- STATED TASK
Below are some records. Copy every line in them that holds "盲动蛮干".

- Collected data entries

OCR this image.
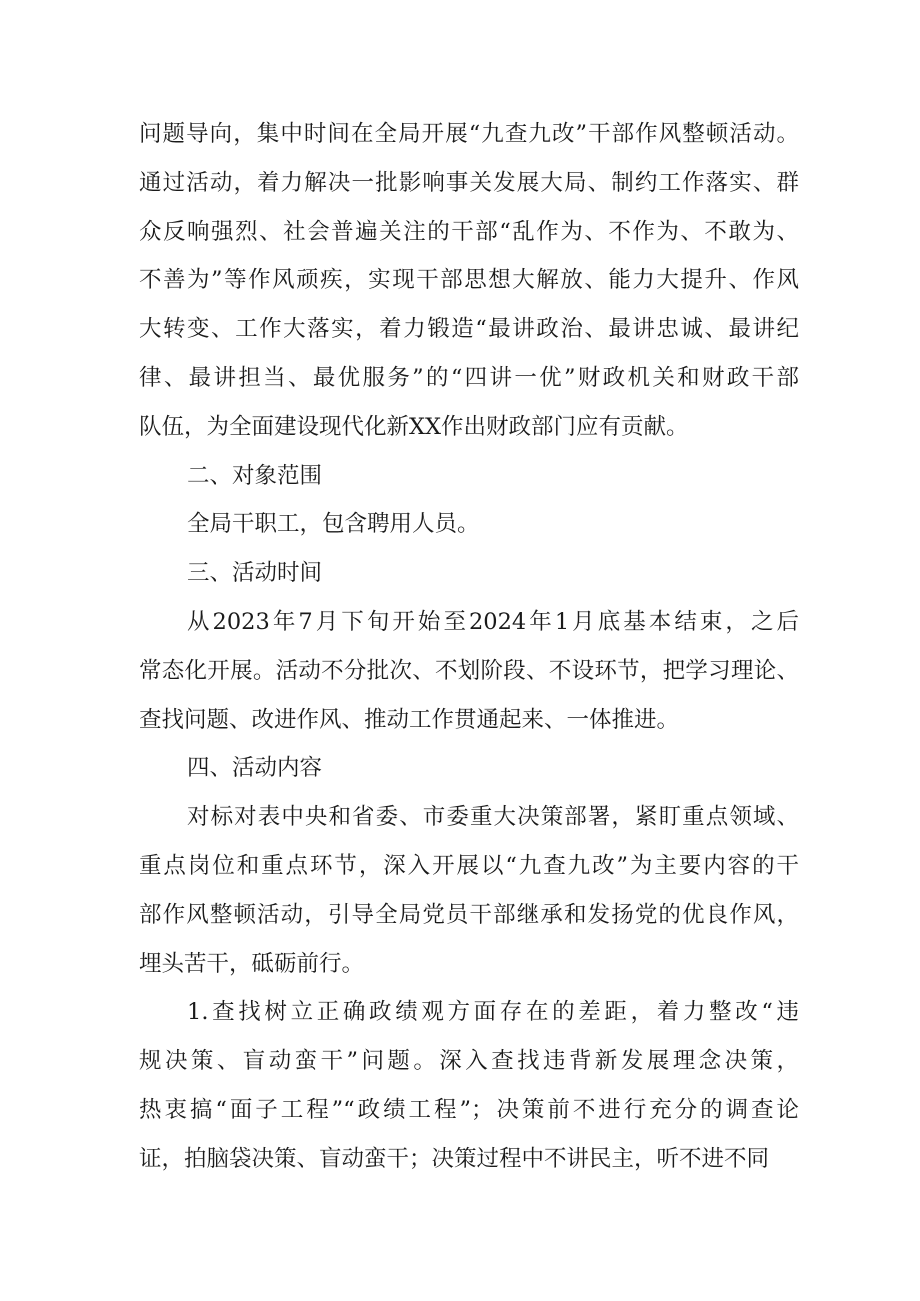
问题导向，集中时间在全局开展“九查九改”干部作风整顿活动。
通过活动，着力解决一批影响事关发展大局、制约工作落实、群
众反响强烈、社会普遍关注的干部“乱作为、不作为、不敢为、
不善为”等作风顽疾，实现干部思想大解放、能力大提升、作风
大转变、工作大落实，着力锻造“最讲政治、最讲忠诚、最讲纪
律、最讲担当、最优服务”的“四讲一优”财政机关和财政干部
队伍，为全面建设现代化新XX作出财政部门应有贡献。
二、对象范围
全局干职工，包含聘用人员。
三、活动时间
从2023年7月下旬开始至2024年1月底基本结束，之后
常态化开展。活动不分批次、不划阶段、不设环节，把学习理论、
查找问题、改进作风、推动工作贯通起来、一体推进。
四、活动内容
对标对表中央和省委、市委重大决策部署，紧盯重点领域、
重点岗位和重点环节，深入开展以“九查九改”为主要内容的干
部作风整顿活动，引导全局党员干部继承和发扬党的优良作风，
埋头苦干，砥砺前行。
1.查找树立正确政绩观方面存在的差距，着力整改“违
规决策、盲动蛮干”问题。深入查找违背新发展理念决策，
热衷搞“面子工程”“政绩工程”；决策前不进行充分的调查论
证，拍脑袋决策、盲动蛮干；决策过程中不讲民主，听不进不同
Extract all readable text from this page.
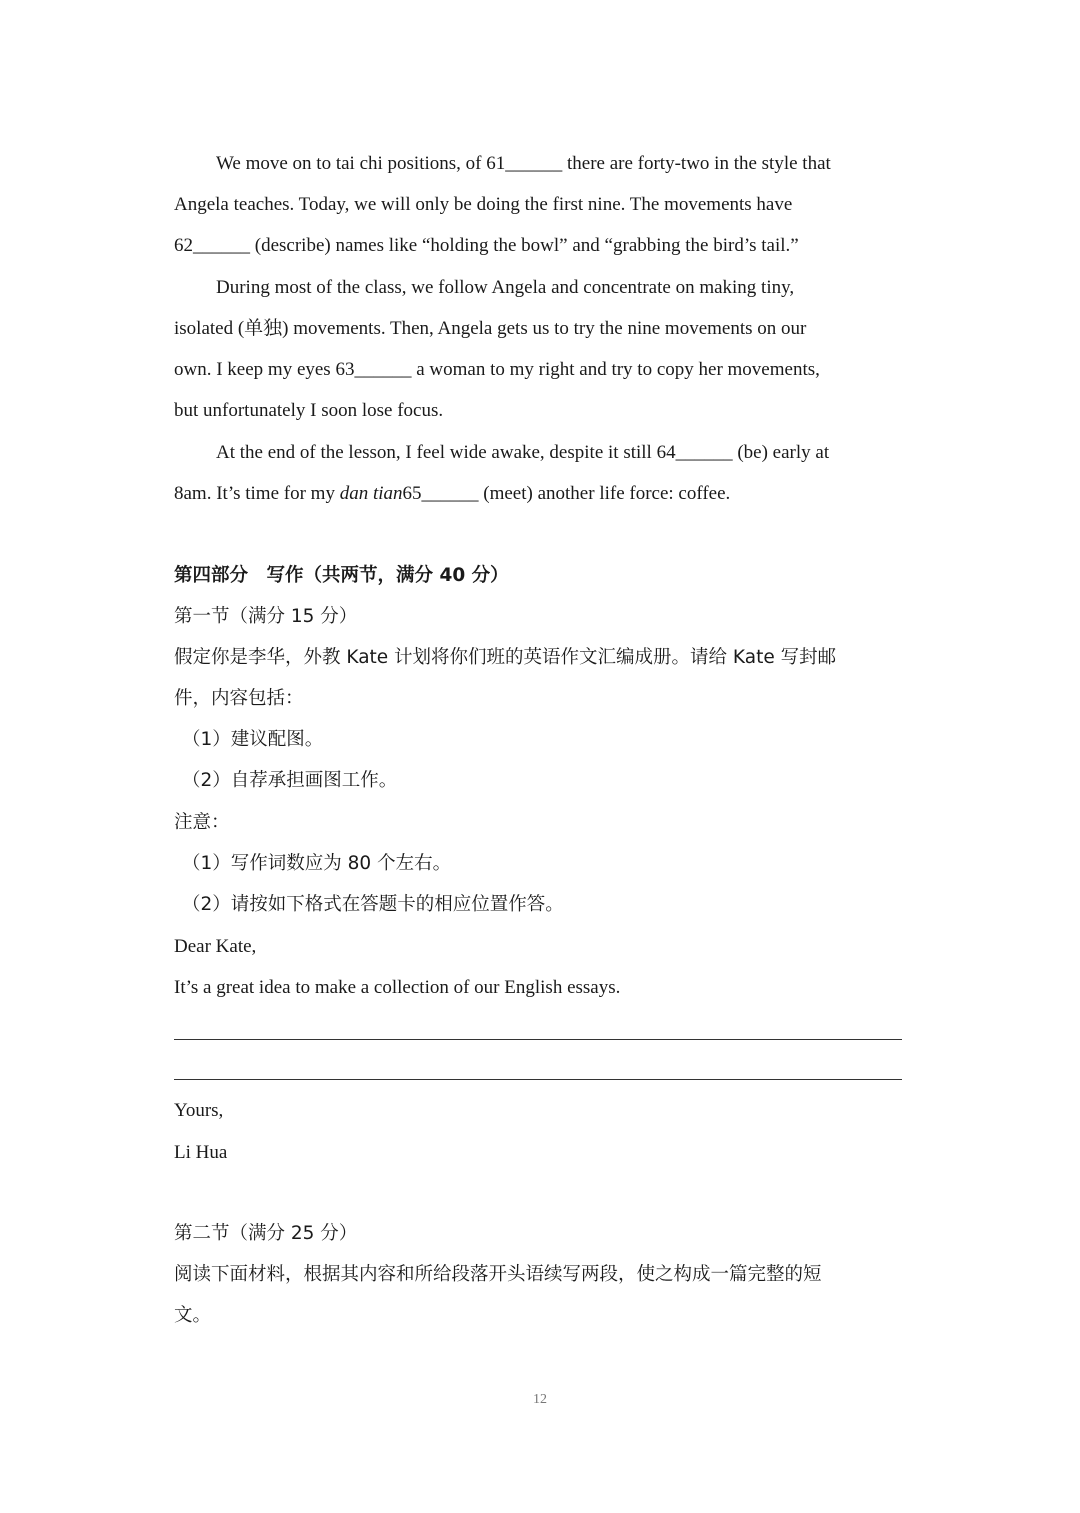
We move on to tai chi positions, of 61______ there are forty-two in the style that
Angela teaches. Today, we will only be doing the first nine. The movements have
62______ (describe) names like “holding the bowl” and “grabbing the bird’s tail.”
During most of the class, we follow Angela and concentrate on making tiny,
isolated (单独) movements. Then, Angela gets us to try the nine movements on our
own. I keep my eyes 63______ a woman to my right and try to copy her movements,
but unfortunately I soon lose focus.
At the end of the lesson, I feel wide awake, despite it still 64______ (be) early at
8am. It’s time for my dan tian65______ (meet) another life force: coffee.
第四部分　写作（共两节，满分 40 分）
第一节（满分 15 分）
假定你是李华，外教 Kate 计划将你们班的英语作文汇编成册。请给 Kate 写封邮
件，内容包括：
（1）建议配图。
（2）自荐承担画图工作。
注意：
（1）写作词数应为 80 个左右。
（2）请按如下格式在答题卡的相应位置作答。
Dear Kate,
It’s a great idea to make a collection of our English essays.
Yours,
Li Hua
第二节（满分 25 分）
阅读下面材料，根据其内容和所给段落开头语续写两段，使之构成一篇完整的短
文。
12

- EXERCISE OUTPUT
规决策、盲动蛮干”问题。深入查找违背新发展理念决策，
证，拍脑袋决策、盲动蛮干；决策过程中不讲民主，听不进不同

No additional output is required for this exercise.